What you need to do: Repeat exactly each line of the data provided below.

# # #

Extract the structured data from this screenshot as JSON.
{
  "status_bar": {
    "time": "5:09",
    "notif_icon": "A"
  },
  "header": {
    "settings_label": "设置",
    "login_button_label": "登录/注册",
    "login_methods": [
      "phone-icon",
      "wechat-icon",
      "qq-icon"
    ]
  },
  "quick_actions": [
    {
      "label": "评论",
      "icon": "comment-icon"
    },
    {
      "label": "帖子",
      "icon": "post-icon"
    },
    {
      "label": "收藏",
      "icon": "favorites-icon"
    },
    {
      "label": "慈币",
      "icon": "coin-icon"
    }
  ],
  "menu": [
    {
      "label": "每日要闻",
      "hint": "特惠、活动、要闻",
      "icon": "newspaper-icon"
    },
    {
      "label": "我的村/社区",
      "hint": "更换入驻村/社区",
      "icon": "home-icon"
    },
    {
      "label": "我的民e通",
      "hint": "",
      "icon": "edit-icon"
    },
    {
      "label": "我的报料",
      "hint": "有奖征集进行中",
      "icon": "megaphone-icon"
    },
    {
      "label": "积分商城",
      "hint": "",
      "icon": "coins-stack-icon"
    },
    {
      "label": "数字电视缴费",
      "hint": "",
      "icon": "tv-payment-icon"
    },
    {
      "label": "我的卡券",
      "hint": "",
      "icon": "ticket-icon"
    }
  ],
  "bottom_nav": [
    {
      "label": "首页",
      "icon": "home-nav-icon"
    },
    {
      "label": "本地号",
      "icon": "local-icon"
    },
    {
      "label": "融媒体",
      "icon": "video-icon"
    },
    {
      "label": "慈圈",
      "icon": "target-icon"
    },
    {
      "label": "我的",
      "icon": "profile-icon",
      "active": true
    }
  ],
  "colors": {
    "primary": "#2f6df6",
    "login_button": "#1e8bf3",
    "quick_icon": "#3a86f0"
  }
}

# # #

Response below:
Extract the structured data from this screenshot as JSON.
{
  "status_bar": {
    "time": "5:09",
    "notif_icon": "A"
  },
  "header": {
    "settings_label": "设置",
    "login_button_label": "登录/注册",
    "login_methods": [
      "phone-icon",
      "wechat-icon",
      "qq-icon"
    ]
  },
  "quick_actions": [
    {
      "label": "评论",
      "icon": "comment-icon"
    },
    {
      "label": "帖子",
      "icon": "post-icon"
    },
    {
      "label": "收藏",
      "icon": "favorites-icon"
    },
    {
      "label": "慈币",
      "icon": "coin-icon"
    }
  ],
  "menu": [
    {
      "label": "每日要闻",
      "hint": "特惠、活动、要闻",
      "icon": "newspaper-icon"
    },
    {
      "label": "我的村/社区",
      "hint": "更换入驻村/社区",
      "icon": "home-icon"
    },
    {
      "label": "我的民e通",
      "hint": "",
      "icon": "edit-icon"
    },
    {
      "label": "我的报料",
      "hint": "有奖征集进行中",
      "icon": "megaphone-icon"
    },
    {
      "label": "积分商城",
      "hint": "",
      "icon": "coins-stack-icon"
    },
    {
      "label": "数字电视缴费",
      "hint": "",
      "icon": "tv-payment-icon"
    },
    {
      "label": "我的卡券",
      "hint": "",
      "icon": "ticket-icon"
    }
  ],
  "bottom_nav": [
    {
      "label": "首页",
      "icon": "home-nav-icon"
    },
    {
      "label": "本地号",
      "icon": "local-icon"
    },
    {
      "label": "融媒体",
      "icon": "video-icon"
    },
    {
      "label": "慈圈",
      "icon": "target-icon"
    },
    {
      "label": "我的",
      "icon": "profile-icon",
      "active": true
    }
  ],
  "colors": {
    "primary": "#2f6df6",
    "login_button": "#1e8bf3",
    "quick_icon": "#3a86f0"
  }
}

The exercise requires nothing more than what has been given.